=== STORED DATA ===
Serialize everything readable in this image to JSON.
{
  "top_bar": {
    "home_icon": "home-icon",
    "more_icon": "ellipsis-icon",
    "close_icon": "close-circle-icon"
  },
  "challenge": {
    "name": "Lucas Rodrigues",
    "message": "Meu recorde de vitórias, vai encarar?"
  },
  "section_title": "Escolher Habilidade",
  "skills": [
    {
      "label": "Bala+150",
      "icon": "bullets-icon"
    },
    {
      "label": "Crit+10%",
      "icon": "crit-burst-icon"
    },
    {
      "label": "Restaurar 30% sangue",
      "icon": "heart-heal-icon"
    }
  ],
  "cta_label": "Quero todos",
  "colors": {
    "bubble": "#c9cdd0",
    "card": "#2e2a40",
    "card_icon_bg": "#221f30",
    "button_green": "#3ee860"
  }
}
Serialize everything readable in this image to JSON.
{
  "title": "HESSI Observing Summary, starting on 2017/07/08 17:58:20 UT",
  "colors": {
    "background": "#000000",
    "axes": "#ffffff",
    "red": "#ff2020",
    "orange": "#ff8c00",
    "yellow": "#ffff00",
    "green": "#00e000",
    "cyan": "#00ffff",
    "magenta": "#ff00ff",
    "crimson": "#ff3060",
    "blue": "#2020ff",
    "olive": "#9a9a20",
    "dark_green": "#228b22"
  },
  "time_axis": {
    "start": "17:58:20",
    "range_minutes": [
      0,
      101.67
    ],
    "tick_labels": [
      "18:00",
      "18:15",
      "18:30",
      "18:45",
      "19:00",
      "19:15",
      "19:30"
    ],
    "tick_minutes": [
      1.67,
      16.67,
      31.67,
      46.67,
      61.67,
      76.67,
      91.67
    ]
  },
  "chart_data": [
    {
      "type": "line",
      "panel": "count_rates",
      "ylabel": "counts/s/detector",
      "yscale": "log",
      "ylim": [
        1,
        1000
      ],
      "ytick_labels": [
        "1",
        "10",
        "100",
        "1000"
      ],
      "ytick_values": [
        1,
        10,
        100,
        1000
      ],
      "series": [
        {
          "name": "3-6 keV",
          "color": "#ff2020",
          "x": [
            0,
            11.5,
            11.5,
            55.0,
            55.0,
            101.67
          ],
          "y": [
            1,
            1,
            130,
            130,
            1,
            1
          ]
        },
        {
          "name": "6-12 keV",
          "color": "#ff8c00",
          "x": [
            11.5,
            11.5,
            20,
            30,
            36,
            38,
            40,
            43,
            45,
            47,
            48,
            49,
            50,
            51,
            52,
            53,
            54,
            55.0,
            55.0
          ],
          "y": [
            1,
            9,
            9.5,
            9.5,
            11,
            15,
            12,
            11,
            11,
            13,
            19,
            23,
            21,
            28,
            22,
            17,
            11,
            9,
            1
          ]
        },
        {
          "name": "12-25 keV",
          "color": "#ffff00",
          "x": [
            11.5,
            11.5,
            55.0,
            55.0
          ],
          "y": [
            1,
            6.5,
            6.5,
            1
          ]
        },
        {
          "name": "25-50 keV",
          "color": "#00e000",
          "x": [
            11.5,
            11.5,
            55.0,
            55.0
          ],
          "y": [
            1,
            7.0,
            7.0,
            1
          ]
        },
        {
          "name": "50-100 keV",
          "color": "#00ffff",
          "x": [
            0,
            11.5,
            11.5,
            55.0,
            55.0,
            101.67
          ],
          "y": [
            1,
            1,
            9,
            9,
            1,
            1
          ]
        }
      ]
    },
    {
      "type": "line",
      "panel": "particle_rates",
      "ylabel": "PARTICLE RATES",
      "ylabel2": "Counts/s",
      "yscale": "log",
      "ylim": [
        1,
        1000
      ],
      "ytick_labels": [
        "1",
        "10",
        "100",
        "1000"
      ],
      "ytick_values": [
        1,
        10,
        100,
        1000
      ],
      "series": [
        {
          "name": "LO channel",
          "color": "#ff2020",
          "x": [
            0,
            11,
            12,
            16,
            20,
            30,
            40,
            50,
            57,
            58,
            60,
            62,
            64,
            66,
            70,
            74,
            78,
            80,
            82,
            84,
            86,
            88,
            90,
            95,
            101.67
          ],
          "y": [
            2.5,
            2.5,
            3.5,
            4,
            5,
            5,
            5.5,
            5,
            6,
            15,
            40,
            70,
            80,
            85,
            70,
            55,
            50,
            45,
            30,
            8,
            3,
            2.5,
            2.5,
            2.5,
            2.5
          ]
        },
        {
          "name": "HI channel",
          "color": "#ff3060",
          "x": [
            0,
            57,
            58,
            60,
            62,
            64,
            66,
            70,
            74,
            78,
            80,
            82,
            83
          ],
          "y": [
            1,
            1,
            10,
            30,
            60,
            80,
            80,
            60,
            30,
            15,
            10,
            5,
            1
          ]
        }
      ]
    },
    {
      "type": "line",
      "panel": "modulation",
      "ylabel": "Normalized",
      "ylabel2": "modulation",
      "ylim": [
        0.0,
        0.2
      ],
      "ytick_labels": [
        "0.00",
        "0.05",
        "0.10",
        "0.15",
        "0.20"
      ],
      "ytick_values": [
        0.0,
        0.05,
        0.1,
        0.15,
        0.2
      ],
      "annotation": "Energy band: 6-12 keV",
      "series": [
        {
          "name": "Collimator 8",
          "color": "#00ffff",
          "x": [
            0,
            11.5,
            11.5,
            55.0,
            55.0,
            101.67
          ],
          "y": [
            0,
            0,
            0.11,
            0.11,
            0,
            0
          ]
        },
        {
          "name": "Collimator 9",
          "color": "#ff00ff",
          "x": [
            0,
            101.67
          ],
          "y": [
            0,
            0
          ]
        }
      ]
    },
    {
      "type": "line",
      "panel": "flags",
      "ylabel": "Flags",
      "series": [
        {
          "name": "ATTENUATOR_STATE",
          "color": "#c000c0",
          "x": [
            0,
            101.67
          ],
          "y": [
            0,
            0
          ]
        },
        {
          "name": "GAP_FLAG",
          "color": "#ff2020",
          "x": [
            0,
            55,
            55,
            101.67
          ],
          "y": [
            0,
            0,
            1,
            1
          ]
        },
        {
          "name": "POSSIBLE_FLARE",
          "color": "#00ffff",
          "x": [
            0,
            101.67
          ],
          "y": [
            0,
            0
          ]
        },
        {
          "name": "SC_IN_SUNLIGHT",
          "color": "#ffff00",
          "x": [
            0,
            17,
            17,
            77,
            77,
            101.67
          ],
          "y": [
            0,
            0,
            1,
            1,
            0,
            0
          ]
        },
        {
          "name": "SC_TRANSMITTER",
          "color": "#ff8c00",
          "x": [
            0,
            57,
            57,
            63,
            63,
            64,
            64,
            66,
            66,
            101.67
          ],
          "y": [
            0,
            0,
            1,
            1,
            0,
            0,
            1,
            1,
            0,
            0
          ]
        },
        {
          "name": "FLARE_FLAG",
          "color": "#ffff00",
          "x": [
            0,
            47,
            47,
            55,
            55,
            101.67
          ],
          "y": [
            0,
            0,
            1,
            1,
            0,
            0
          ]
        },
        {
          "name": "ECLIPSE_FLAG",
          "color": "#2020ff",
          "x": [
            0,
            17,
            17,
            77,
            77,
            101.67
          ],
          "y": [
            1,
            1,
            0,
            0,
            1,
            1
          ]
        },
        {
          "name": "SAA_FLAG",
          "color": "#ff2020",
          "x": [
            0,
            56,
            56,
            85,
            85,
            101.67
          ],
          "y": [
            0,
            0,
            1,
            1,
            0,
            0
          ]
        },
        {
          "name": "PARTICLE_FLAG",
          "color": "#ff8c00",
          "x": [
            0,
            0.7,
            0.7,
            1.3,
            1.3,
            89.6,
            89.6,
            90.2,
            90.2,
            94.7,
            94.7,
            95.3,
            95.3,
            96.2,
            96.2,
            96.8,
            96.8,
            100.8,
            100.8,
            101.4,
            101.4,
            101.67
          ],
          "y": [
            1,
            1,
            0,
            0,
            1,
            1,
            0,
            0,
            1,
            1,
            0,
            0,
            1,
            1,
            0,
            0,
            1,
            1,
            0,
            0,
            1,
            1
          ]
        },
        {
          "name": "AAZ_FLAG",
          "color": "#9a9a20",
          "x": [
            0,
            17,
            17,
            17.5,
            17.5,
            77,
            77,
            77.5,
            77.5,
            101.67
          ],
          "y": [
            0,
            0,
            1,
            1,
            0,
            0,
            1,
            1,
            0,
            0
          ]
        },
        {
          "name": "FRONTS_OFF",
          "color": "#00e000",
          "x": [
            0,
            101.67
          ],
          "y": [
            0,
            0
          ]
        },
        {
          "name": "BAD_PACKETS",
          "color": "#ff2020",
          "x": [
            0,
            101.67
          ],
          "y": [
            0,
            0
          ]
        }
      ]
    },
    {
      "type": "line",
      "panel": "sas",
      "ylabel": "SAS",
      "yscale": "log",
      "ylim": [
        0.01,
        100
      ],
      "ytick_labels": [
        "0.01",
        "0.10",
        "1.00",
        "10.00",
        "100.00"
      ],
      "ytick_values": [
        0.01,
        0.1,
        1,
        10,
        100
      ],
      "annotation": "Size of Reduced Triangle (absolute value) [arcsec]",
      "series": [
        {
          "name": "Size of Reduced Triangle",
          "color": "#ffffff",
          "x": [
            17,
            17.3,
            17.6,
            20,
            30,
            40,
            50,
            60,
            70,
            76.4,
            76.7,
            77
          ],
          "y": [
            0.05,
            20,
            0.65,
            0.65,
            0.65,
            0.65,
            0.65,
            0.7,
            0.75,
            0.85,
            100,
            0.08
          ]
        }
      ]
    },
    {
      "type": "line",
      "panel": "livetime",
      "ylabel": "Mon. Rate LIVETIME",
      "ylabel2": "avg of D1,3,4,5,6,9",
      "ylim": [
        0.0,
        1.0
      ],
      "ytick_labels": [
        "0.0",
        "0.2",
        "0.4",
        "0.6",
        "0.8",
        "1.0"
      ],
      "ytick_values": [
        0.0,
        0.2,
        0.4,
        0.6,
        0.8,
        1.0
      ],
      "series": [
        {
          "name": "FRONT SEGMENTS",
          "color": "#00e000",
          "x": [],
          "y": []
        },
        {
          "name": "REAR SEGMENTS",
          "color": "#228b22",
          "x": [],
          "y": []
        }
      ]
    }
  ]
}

=== INSTRUCTION ===
Go through the material and select each line with the string "Reduced" in it.

=== SOLUTION TO THE EXERCISE ===
      "annotation": "Size of Reduced Triangle (absolute value) [arcsec]",
          "name": "Size of Reduced Triangle",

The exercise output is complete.